#### [WHAT THE TASK REQUIRES]
Reproduce the lines of the material exactly, excluding every image.

_ _ _ _ _ _ _

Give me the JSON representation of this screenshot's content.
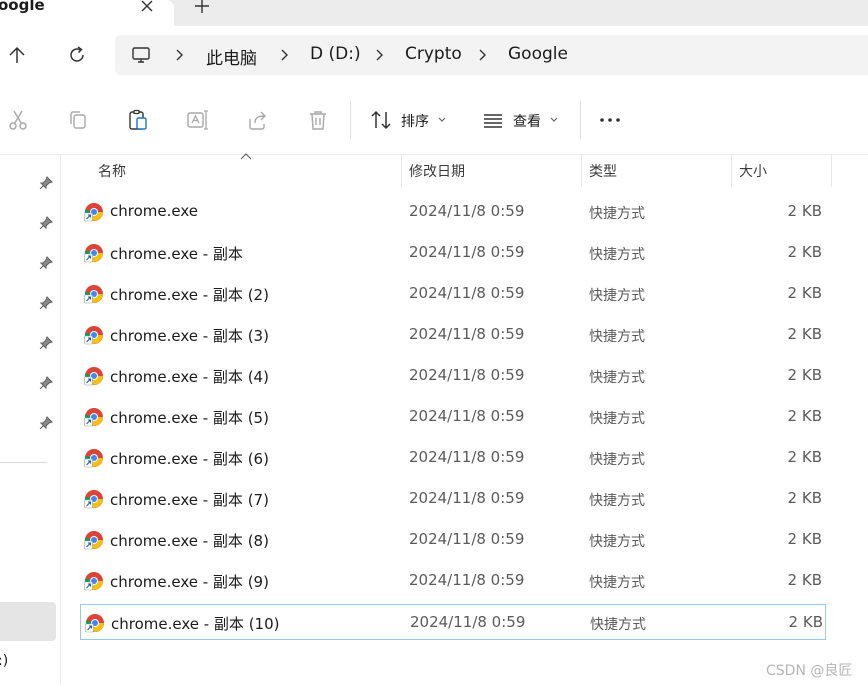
{
  "tab": {
    "title": "oogle"
  },
  "breadcrumb": [
    "此电脑",
    "D (D:)",
    "Crypto",
    "Google"
  ],
  "toolbar": {
    "sort_label": "排序",
    "view_label": "查看"
  },
  "columns": {
    "name": "名称",
    "date": "修改日期",
    "type": "类型",
    "size": "大小"
  },
  "files": [
    {
      "name": "chrome.exe",
      "date": "2024/11/8 0:59",
      "type": "快捷方式",
      "size": "2 KB"
    },
    {
      "name": "chrome.exe - 副本",
      "date": "2024/11/8 0:59",
      "type": "快捷方式",
      "size": "2 KB"
    },
    {
      "name": "chrome.exe - 副本 (2)",
      "date": "2024/11/8 0:59",
      "type": "快捷方式",
      "size": "2 KB"
    },
    {
      "name": "chrome.exe - 副本 (3)",
      "date": "2024/11/8 0:59",
      "type": "快捷方式",
      "size": "2 KB"
    },
    {
      "name": "chrome.exe - 副本 (4)",
      "date": "2024/11/8 0:59",
      "type": "快捷方式",
      "size": "2 KB"
    },
    {
      "name": "chrome.exe - 副本 (5)",
      "date": "2024/11/8 0:59",
      "type": "快捷方式",
      "size": "2 KB"
    },
    {
      "name": "chrome.exe - 副本 (6)",
      "date": "2024/11/8 0:59",
      "type": "快捷方式",
      "size": "2 KB"
    },
    {
      "name": "chrome.exe - 副本 (7)",
      "date": "2024/11/8 0:59",
      "type": "快捷方式",
      "size": "2 KB"
    },
    {
      "name": "chrome.exe - 副本 (8)",
      "date": "2024/11/8 0:59",
      "type": "快捷方式",
      "size": "2 KB"
    },
    {
      "name": "chrome.exe - 副本 (9)",
      "date": "2024/11/8 0:59",
      "type": "快捷方式",
      "size": "2 KB"
    },
    {
      "name": "chrome.exe - 副本 (10)",
      "date": "2024/11/8 0:59",
      "type": "快捷方式",
      "size": "2 KB",
      "selected": true
    }
  ],
  "nav_pane": {
    "drive_label": ":)"
  },
  "watermark": "CSDN @良匠",
  "colors": {
    "selection_border": "#99c8ee",
    "nav_selected": "#e5e5e5",
    "address_bg": "#f3f3f3"
  },
  "icons": [
    "close-icon",
    "plus-icon",
    "arrow-up-icon",
    "refresh-icon",
    "computer-icon",
    "chevron-right-icon",
    "cut-icon",
    "copy-icon",
    "paste-icon",
    "rename-icon",
    "share-icon",
    "delete-icon",
    "sort-icon",
    "view-icon",
    "more-icon",
    "pin-icon",
    "chrome-shortcut-icon"
  ]
}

_ _ _ _ _ _ _

#### [COMPLETE ANSWER]
Give me the JSON representation of this screenshot's content.
{
  "tab": {
    "title": "oogle"
  },
  "breadcrumb": [
    "此电脑",
    "D (D:)",
    "Crypto",
    "Google"
  ],
  "toolbar": {
    "sort_label": "排序",
    "view_label": "查看"
  },
  "columns": {
    "name": "名称",
    "date": "修改日期",
    "type": "类型",
    "size": "大小"
  },
  "files": [
    {
      "name": "chrome.exe",
      "date": "2024/11/8 0:59",
      "type": "快捷方式",
      "size": "2 KB"
    },
    {
      "name": "chrome.exe - 副本",
      "date": "2024/11/8 0:59",
      "type": "快捷方式",
      "size": "2 KB"
    },
    {
      "name": "chrome.exe - 副本 (2)",
      "date": "2024/11/8 0:59",
      "type": "快捷方式",
      "size": "2 KB"
    },
    {
      "name": "chrome.exe - 副本 (3)",
      "date": "2024/11/8 0:59",
      "type": "快捷方式",
      "size": "2 KB"
    },
    {
      "name": "chrome.exe - 副本 (4)",
      "date": "2024/11/8 0:59",
      "type": "快捷方式",
      "size": "2 KB"
    },
    {
      "name": "chrome.exe - 副本 (5)",
      "date": "2024/11/8 0:59",
      "type": "快捷方式",
      "size": "2 KB"
    },
    {
      "name": "chrome.exe - 副本 (6)",
      "date": "2024/11/8 0:59",
      "type": "快捷方式",
      "size": "2 KB"
    },
    {
      "name": "chrome.exe - 副本 (7)",
      "date": "2024/11/8 0:59",
      "type": "快捷方式",
      "size": "2 KB"
    },
    {
      "name": "chrome.exe - 副本 (8)",
      "date": "2024/11/8 0:59",
      "type": "快捷方式",
      "size": "2 KB"
    },
    {
      "name": "chrome.exe - 副本 (9)",
      "date": "2024/11/8 0:59",
      "type": "快捷方式",
      "size": "2 KB"
    },
    {
      "name": "chrome.exe - 副本 (10)",
      "date": "2024/11/8 0:59",
      "type": "快捷方式",
      "size": "2 KB",
      "selected": true
    }
  ],
  "nav_pane": {
    "drive_label": ":)"
  },
  "watermark": "CSDN @良匠",
  "colors": {
    "selection_border": "#99c8ee",
    "nav_selected": "#e5e5e5",
    "address_bg": "#f3f3f3"
  },
  "icons": [
    "close-icon",
    "plus-icon",
    "arrow-up-icon",
    "refresh-icon",
    "computer-icon",
    "chevron-right-icon",
    "cut-icon",
    "copy-icon",
    "paste-icon",
    "rename-icon",
    "share-icon",
    "delete-icon",
    "sort-icon",
    "view-icon",
    "more-icon",
    "pin-icon",
    "chrome-shortcut-icon"
  ]
}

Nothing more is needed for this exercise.